> **WHAT THE EXERCISE ASKS**
Scan the data below for the string "image". Copy every line where it appears.

━━━━━━━━━━

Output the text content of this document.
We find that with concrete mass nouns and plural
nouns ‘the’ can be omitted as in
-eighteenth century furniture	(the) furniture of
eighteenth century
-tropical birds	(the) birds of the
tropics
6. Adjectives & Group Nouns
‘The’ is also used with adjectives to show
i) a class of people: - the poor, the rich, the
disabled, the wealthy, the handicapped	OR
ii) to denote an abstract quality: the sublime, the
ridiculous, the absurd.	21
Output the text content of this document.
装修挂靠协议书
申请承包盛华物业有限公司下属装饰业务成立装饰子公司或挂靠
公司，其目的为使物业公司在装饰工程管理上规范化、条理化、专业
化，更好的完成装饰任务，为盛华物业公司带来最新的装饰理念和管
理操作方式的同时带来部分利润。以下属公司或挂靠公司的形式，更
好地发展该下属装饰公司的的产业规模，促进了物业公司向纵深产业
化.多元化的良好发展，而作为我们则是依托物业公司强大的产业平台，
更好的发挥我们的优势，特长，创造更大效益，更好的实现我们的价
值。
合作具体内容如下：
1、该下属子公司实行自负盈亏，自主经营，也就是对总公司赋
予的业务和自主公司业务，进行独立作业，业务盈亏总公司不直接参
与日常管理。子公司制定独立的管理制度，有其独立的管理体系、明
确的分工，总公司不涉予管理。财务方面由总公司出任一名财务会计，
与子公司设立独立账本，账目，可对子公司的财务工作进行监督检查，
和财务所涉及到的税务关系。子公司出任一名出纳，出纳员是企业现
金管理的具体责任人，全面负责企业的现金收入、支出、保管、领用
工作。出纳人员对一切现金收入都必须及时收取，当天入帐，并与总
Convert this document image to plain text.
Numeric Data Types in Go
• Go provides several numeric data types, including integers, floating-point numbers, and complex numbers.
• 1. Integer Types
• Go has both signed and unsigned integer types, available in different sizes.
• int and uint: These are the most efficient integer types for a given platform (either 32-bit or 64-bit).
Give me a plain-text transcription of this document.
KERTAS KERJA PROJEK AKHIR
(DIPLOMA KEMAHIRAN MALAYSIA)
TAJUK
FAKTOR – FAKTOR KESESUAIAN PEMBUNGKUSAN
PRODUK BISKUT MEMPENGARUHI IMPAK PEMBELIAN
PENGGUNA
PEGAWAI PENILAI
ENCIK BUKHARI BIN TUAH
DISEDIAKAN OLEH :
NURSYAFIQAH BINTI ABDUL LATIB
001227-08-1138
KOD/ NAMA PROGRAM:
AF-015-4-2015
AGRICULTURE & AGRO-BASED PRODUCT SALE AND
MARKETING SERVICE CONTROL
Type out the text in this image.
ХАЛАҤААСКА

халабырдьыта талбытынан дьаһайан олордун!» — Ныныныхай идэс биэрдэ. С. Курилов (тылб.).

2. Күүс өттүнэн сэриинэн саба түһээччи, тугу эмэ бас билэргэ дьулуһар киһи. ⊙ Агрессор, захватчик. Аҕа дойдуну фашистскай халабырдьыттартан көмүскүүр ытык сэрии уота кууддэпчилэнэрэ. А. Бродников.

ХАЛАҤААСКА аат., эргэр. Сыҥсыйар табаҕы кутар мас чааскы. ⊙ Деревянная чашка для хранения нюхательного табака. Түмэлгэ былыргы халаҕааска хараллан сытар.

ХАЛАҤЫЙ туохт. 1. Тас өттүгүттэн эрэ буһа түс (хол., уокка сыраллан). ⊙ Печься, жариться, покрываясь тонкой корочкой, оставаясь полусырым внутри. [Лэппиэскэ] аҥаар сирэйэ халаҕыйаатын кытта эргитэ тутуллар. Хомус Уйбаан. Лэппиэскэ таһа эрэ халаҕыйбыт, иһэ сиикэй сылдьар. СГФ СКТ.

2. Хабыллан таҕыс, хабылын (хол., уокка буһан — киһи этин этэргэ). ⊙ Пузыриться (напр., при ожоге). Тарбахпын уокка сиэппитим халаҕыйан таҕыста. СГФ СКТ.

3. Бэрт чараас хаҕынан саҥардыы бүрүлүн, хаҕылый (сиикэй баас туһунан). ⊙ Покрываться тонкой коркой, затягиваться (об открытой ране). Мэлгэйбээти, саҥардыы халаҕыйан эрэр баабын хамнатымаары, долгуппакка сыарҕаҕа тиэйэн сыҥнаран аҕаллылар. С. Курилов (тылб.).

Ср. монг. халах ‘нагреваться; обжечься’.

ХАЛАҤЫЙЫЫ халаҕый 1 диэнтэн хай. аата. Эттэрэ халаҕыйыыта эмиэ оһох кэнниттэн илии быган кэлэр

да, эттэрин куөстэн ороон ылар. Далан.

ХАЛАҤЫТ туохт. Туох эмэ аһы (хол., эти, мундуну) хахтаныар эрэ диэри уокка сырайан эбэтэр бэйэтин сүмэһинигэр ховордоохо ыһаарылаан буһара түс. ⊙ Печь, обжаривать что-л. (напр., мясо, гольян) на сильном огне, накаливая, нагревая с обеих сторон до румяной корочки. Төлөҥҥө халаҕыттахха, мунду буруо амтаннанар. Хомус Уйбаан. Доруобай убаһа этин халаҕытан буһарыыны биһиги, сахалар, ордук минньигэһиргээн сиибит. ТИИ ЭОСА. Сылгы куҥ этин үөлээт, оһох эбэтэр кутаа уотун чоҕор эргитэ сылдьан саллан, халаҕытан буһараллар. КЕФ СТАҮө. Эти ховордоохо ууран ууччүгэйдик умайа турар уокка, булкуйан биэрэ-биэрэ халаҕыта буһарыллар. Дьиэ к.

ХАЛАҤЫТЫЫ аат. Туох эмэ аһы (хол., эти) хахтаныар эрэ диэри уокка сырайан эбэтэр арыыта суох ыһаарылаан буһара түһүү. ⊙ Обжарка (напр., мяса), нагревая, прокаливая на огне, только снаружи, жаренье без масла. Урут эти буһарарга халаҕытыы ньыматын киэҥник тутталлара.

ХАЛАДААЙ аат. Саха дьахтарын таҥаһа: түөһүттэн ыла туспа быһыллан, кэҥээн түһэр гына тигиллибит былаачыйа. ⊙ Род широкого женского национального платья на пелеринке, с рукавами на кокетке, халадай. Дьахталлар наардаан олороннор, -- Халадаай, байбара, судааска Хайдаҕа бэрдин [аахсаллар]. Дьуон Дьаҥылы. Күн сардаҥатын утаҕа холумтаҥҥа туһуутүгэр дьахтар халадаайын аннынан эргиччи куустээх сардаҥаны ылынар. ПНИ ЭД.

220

━━━━━━━━━━

> **RIGHT ANSWER**
Convert this document image to plain text.
Type out the text in this image.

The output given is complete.